Request: Exactly and only the lines from the one with "Decode this image" through the end of the listing are to be transcribed, both ends included.

start Data for this task

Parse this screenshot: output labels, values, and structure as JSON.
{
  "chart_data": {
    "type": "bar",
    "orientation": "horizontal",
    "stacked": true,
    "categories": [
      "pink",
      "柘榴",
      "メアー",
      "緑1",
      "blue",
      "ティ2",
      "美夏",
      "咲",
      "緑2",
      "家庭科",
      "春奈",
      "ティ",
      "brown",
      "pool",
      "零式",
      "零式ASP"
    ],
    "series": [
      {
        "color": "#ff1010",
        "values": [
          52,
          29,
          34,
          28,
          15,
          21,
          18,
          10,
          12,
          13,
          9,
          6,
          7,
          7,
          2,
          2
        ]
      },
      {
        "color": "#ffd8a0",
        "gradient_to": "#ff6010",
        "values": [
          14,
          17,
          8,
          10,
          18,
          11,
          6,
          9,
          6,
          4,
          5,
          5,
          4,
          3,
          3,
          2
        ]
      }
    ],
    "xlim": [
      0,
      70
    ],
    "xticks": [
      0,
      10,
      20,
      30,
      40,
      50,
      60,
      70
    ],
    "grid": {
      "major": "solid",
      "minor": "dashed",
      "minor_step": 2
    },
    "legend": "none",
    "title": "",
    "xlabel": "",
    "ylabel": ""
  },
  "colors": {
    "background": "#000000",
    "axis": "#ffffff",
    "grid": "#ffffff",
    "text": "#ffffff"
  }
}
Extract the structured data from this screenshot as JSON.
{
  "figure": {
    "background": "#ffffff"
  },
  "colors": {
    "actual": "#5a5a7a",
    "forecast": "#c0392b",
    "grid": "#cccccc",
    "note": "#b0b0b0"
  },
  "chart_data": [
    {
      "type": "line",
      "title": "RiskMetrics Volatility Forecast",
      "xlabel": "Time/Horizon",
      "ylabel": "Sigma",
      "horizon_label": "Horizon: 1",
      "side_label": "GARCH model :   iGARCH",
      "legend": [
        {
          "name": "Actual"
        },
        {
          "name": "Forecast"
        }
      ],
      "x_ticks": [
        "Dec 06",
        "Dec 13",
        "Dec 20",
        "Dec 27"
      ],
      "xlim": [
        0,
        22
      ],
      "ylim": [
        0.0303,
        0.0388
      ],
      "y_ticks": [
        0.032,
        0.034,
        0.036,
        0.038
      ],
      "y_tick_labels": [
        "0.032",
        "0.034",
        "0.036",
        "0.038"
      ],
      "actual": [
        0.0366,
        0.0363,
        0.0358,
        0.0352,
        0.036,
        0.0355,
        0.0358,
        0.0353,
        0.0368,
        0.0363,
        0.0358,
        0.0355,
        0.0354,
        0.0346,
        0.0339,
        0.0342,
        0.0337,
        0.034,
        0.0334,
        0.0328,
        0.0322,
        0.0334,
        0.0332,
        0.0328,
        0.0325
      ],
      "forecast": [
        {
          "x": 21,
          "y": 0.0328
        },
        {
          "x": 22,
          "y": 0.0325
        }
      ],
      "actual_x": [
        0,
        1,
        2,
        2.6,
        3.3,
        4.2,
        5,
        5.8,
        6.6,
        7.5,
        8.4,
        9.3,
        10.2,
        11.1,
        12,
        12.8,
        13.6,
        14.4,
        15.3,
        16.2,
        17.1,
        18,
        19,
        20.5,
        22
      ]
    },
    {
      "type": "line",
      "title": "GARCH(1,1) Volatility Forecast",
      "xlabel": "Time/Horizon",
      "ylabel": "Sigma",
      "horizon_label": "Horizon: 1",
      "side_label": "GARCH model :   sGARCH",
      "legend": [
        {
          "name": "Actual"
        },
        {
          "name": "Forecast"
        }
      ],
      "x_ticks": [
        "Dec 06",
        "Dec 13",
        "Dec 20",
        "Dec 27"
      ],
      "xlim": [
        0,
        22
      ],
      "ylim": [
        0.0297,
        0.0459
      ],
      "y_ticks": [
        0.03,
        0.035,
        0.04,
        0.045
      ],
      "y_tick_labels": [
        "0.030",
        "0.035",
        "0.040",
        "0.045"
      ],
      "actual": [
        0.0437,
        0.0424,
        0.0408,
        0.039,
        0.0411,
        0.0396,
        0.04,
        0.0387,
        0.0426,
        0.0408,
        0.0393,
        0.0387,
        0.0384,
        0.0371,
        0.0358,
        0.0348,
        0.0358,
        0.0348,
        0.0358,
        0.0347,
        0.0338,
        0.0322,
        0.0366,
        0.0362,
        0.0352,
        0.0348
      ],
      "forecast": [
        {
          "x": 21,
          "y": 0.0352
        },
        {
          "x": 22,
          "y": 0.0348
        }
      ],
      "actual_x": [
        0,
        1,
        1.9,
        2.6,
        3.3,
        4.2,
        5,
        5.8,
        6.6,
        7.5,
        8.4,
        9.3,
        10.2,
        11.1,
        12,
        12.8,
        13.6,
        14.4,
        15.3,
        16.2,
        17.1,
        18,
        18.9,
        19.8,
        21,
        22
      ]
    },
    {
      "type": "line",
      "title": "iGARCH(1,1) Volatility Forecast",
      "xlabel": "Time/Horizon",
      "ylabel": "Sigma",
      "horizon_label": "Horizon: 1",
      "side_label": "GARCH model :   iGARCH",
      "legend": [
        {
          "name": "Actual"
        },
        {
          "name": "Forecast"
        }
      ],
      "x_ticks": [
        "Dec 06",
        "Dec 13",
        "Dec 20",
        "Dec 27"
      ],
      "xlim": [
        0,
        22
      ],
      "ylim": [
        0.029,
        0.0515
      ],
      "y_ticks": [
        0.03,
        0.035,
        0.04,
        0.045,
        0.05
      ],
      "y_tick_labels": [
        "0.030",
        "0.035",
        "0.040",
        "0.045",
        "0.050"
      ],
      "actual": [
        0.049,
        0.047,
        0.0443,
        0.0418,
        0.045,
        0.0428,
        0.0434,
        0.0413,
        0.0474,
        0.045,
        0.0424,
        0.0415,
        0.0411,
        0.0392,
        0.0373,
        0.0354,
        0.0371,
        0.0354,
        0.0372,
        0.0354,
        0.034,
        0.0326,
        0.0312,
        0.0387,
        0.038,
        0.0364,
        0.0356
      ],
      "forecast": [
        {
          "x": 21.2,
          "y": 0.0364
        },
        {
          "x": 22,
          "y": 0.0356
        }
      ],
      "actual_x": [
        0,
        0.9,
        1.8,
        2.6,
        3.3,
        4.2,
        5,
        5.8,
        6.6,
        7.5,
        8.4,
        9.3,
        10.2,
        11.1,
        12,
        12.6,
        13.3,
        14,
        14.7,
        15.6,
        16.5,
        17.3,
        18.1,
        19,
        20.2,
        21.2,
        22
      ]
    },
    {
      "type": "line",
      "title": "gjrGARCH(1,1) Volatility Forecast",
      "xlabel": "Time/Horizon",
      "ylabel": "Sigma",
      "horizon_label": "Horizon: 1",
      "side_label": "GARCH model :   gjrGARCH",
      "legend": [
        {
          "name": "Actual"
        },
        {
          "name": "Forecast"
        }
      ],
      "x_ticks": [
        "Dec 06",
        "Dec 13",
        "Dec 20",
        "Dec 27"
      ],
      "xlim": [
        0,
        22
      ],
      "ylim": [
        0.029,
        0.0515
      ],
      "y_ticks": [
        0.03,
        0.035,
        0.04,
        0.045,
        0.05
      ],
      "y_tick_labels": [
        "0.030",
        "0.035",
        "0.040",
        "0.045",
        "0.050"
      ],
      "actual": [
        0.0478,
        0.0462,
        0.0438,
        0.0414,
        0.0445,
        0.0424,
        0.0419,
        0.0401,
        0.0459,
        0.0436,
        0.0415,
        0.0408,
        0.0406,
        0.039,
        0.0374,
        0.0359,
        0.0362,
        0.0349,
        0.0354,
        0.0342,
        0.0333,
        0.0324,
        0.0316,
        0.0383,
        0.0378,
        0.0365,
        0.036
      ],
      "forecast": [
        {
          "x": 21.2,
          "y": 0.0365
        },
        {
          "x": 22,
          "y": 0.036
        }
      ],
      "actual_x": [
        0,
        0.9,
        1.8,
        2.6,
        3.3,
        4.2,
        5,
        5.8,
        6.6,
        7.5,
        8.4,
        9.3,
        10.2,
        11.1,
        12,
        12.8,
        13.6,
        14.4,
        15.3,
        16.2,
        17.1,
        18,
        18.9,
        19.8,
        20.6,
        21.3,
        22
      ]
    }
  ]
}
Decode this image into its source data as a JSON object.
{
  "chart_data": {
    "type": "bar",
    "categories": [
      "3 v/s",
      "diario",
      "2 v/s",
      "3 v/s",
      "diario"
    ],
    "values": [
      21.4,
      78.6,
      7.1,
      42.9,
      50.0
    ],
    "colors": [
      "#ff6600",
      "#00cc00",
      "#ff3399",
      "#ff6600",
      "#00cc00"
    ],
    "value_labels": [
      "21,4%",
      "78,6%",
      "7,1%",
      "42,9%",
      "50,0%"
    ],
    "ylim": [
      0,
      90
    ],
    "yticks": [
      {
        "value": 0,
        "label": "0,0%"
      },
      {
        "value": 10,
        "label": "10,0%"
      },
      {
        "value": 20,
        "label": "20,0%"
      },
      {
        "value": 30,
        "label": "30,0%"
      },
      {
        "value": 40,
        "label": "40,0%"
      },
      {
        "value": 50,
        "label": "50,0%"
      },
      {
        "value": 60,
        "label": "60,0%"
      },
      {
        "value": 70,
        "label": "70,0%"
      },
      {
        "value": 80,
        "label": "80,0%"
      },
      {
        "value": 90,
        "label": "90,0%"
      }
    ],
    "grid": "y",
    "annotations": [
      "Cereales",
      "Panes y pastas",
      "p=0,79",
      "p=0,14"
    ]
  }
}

end Data for this task

Final answer:
Decode this image into its source data as a JSON object.
{
  "chart_data": {
    "type": "bar",
    "categories": [
      "3 v/s",
      "diario",
      "2 v/s",
      "3 v/s",
      "diario"
    ],
    "values": [
      21.4,
      78.6,
      7.1,
      42.9,
      50.0
    ],
    "colors": [
      "#ff6600",
      "#00cc00",
      "#ff3399",
      "#ff6600",
      "#00cc00"
    ],
    "value_labels": [
      "21,4%",
      "78,6%",
      "7,1%",
      "42,9%",
      "50,0%"
    ],
    "ylim": [
      0,
      90
    ],
    "yticks": [
      {
        "value": 0,
        "label": "0,0%"
      },
      {
        "value": 10,
        "label": "10,0%"
      },
      {
        "value": 20,
        "label": "20,0%"
      },
      {
        "value": 30,
        "label": "30,0%"
      },
      {
        "value": 40,
        "label": "40,0%"
      },
      {
        "value": 50,
        "label": "50,0%"
      },
      {
        "value": 60,
        "label": "60,0%"
      },
      {
        "value": 70,
        "label": "70,0%"
      },
      {
        "value": 80,
        "label": "80,0%"
      },
      {
        "value": 90,
        "label": "90,0%"
      }
    ],
    "grid": "y",
    "annotations": [
      "Cereales",
      "Panes y pastas",
      "p=0,79",
      "p=0,14"
    ]
  }
}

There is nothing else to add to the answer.